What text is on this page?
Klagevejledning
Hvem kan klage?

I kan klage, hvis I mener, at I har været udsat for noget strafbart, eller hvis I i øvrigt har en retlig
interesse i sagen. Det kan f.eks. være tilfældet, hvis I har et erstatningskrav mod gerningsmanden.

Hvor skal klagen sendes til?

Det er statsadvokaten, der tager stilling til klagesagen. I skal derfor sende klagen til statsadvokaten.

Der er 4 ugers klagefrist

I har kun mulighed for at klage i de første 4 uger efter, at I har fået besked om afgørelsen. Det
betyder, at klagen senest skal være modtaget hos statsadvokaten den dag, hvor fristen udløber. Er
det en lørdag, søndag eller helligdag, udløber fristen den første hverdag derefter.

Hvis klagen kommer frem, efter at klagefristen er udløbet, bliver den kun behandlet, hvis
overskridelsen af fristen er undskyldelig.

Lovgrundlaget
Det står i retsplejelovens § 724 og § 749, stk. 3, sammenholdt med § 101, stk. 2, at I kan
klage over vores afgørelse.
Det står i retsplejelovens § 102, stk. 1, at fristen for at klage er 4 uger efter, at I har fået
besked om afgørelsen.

**Exercise aim**
Your task is to retype all of the records exactly.

**Result of this task**
What text is on this page?
Klagevejledning
Hvem kan klage?

I kan klage, hvis I mener, at I har været udsat for noget strafbart, eller hvis I i øvrigt har en retlig
interesse i sagen. Det kan f.eks. være tilfældet, hvis I har et erstatningskrav mod gerningsmanden.

Hvor skal klagen sendes til?

Det er statsadvokaten, der tager stilling til klagesagen. I skal derfor sende klagen til statsadvokaten.

Der er 4 ugers klagefrist

I har kun mulighed for at klage i de første 4 uger efter, at I har fået besked om afgørelsen. Det
betyder, at klagen senest skal være modtaget hos statsadvokaten den dag, hvor fristen udløber. Er
det en lørdag, søndag eller helligdag, udløber fristen den første hverdag derefter.

Hvis klagen kommer frem, efter at klagefristen er udløbet, bliver den kun behandlet, hvis
overskridelsen af fristen er undskyldelig.

Lovgrundlaget
Det står i retsplejelovens § 724 og § 749, stk. 3, sammenholdt med § 101, stk. 2, at I kan
klage over vores afgørelse.
Det står i retsplejelovens § 102, stk. 1, at fristen for at klage er 4 uger efter, at I har fået
besked om afgørelsen.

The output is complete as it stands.